## Exercise goal
Below are records. Copy every line with "TDBGrid" in it.
Start of Exercise materials
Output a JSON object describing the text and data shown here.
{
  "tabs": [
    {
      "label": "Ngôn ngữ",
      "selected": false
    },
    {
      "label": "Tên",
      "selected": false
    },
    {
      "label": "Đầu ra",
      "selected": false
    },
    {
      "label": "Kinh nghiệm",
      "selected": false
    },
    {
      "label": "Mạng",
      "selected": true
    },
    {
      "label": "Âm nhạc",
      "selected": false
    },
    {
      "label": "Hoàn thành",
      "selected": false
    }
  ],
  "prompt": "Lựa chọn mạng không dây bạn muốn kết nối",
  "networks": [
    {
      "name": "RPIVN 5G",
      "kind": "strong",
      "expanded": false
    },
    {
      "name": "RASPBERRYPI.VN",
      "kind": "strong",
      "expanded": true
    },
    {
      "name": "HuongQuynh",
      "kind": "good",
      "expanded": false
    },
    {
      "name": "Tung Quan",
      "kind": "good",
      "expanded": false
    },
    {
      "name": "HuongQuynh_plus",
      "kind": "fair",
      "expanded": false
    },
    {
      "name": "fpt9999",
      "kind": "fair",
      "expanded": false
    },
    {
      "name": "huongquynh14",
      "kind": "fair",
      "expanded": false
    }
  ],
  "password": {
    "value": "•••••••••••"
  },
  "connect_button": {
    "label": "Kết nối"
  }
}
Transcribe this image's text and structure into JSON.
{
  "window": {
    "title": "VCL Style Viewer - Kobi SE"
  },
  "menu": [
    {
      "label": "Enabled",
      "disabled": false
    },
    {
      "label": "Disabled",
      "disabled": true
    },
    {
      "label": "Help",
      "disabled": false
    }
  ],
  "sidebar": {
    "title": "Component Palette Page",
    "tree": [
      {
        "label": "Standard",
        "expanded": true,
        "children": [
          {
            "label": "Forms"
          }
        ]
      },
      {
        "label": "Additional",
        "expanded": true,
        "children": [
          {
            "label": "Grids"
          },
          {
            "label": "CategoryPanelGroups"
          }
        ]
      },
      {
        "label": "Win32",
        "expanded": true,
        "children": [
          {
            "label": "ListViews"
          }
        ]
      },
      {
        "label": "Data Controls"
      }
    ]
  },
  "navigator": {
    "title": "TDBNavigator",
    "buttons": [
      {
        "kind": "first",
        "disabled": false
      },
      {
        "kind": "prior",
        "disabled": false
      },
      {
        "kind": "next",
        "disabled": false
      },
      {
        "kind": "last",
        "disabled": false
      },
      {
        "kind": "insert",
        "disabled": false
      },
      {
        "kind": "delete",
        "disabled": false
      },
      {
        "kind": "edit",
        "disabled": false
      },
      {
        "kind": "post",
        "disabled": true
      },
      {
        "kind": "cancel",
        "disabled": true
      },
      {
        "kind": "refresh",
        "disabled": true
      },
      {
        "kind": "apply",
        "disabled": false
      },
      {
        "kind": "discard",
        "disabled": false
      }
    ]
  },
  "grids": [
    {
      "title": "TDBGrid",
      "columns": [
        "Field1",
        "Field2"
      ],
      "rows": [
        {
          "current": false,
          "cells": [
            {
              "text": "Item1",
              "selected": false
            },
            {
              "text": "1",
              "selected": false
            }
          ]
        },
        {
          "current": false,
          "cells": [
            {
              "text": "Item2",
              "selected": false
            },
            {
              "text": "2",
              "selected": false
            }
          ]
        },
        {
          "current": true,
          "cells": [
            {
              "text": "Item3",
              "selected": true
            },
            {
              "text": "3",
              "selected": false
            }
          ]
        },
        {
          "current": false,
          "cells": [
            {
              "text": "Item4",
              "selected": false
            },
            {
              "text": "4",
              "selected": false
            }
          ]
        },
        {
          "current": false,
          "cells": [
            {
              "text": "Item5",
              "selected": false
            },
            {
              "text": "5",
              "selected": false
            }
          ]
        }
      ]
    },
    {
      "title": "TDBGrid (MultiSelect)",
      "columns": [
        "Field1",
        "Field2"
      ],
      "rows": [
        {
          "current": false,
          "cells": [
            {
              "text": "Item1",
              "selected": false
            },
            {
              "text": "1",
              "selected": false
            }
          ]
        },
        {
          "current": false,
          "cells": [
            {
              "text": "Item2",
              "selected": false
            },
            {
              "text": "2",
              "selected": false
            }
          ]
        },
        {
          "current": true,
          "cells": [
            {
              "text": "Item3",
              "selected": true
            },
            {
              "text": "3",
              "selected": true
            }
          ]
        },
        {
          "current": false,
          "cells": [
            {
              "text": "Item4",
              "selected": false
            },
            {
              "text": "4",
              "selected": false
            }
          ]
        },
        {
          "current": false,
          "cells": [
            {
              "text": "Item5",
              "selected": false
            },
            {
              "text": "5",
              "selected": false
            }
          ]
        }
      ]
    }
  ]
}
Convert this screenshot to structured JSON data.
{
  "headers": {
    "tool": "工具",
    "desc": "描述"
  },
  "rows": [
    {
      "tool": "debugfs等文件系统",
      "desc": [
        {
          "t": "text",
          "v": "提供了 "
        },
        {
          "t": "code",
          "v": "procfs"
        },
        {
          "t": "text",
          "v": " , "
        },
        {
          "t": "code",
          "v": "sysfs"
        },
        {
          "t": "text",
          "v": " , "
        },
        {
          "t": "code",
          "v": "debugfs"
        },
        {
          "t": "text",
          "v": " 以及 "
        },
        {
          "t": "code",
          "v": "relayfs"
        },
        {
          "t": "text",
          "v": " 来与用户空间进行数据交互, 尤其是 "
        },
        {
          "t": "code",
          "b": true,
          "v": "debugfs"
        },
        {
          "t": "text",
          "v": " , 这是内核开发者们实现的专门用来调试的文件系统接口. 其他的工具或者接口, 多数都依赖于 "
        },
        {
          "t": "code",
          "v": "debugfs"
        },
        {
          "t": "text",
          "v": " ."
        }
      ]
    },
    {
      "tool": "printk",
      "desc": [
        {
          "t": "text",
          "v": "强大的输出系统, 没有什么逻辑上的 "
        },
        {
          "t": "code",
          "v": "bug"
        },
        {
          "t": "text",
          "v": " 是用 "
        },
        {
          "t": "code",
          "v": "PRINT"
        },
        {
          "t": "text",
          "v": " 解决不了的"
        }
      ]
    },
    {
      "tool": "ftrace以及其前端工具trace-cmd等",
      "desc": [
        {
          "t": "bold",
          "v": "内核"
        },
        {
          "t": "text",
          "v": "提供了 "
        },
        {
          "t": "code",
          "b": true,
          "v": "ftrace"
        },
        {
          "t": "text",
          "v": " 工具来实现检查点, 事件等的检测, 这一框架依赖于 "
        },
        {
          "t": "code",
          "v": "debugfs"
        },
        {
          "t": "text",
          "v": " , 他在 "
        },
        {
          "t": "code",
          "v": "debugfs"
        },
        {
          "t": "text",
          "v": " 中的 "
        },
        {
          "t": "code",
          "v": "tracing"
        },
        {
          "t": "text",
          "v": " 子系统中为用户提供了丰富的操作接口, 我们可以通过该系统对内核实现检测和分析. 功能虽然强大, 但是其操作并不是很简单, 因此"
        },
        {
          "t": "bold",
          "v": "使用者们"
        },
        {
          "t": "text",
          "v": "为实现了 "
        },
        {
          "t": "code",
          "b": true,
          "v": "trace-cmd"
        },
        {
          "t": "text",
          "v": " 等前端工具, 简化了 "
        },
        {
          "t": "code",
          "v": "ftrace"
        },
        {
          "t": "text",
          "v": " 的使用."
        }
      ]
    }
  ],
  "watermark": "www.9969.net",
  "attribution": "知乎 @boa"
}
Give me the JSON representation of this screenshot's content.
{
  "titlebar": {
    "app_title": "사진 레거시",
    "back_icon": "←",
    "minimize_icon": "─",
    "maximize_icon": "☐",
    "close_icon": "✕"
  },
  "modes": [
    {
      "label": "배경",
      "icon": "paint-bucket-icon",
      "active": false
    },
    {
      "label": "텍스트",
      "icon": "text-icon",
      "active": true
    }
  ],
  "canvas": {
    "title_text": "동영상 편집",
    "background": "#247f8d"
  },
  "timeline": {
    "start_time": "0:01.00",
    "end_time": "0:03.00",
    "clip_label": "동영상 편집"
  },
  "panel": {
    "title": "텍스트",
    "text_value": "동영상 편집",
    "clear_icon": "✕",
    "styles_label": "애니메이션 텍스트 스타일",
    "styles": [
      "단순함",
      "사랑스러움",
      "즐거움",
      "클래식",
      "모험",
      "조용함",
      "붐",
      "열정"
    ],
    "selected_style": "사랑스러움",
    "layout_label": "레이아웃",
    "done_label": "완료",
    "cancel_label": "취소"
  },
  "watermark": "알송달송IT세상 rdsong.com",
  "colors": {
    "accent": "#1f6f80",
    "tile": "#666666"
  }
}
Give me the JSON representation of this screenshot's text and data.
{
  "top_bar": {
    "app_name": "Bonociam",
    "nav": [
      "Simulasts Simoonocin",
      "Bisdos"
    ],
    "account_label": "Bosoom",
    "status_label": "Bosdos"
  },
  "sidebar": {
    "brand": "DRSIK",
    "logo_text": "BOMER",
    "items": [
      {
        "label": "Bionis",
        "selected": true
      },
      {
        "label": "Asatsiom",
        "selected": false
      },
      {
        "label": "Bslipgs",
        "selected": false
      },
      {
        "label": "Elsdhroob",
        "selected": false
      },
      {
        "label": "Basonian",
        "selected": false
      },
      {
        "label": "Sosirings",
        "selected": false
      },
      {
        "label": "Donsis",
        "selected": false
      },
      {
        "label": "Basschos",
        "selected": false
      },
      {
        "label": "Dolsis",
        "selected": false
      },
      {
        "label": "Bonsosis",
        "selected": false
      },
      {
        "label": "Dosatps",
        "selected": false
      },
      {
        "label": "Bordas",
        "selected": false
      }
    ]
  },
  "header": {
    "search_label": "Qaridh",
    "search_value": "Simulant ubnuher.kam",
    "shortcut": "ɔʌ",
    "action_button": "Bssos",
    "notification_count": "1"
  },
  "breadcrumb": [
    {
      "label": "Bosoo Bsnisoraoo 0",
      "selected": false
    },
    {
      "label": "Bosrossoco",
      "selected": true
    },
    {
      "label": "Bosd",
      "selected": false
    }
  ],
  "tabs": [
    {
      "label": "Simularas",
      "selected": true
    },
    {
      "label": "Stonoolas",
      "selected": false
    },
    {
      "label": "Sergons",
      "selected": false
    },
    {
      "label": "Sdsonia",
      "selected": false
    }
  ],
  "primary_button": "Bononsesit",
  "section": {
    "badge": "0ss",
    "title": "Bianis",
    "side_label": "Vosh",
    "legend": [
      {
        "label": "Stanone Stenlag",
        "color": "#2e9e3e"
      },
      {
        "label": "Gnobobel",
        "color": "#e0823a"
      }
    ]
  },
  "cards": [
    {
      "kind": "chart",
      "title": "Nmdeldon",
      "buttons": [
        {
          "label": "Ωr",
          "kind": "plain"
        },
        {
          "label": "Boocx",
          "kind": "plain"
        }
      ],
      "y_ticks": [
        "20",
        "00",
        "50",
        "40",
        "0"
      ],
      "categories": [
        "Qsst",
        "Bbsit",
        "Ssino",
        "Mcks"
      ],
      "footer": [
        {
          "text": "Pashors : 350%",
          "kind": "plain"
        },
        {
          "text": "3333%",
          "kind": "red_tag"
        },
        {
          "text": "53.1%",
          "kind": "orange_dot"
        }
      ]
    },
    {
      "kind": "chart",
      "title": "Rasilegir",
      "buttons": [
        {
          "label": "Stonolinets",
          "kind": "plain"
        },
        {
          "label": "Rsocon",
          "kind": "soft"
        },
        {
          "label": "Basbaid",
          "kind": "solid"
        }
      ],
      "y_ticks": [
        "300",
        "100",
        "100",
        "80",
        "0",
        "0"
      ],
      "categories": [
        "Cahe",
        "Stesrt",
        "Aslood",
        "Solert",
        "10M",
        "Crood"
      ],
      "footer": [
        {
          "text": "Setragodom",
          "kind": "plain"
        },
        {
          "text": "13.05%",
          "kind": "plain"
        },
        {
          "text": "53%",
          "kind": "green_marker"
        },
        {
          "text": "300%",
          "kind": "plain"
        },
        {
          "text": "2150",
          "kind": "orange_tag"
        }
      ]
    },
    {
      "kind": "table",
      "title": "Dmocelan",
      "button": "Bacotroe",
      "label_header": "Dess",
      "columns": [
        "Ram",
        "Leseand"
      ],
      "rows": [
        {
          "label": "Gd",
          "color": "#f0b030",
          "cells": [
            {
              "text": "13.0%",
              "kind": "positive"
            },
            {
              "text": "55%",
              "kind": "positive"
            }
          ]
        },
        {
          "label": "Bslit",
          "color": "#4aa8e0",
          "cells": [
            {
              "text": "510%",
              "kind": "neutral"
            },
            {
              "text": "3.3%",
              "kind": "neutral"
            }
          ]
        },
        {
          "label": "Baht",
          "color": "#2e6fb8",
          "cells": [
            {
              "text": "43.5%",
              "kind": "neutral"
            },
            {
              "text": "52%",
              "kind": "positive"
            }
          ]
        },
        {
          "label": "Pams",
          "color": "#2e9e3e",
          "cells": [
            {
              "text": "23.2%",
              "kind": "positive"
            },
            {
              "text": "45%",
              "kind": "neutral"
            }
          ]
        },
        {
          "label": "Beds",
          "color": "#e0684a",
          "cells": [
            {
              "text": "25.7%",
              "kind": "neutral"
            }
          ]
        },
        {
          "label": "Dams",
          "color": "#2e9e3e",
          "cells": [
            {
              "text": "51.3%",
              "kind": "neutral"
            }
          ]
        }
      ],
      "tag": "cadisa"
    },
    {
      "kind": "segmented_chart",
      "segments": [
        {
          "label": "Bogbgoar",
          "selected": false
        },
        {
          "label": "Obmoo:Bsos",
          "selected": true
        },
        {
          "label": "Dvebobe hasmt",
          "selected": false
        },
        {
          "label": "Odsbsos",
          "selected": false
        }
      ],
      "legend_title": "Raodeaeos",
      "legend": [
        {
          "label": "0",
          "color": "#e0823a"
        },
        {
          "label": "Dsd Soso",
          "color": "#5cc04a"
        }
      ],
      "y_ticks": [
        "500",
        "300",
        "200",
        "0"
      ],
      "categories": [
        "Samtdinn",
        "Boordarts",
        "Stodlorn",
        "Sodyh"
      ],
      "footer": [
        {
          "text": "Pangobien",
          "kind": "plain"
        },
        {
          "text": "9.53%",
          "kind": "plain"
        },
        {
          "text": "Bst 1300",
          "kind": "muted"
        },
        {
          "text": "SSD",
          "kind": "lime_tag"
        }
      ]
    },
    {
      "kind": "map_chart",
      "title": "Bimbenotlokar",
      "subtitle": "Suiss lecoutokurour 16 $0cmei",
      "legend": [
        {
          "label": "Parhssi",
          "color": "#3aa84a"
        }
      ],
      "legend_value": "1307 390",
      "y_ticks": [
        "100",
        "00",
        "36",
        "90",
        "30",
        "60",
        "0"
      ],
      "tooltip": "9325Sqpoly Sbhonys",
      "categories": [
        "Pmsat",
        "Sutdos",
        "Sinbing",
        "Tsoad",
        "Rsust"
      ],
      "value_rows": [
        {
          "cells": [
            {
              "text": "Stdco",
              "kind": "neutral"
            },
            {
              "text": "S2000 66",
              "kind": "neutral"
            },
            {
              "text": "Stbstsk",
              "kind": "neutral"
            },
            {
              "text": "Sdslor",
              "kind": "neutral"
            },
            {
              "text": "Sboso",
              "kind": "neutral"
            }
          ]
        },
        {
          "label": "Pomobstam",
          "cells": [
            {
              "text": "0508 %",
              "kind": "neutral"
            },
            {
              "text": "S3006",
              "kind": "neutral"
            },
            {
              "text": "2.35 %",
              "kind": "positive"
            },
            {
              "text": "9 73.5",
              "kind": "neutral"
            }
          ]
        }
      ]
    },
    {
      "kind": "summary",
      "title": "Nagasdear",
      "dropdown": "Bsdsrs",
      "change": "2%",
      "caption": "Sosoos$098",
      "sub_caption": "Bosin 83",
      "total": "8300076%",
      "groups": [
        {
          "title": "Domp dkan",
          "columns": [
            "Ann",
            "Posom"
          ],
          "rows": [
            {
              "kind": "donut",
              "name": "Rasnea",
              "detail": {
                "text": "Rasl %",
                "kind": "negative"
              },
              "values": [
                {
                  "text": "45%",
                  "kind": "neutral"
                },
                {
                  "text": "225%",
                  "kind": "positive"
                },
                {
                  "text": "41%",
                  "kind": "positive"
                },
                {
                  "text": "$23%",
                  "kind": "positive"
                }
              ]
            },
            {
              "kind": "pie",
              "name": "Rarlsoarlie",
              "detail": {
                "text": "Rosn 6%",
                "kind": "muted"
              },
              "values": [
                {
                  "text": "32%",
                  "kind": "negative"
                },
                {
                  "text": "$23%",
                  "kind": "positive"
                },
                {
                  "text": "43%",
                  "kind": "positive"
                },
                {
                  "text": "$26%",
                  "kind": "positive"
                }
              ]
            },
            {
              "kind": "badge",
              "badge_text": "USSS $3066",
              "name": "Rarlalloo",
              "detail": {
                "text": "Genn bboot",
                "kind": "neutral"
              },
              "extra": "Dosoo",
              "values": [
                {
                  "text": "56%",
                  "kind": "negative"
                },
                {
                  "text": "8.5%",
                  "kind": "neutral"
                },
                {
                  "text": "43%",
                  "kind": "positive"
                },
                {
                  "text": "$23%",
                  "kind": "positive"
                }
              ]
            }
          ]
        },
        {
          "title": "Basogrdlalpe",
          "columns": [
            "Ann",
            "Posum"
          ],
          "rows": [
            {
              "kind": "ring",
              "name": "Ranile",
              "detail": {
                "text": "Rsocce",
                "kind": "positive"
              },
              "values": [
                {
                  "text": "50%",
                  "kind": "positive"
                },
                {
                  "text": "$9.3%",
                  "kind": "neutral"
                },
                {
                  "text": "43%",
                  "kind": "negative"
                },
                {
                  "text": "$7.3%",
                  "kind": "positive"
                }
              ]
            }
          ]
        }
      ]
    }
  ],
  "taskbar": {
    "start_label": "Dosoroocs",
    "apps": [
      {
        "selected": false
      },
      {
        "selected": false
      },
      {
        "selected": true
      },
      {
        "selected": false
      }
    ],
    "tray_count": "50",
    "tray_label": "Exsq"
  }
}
End of Exercise materials
## Result below
      "title": "TDBGrid",
      "title": "TDBGrid (MultiSelect)",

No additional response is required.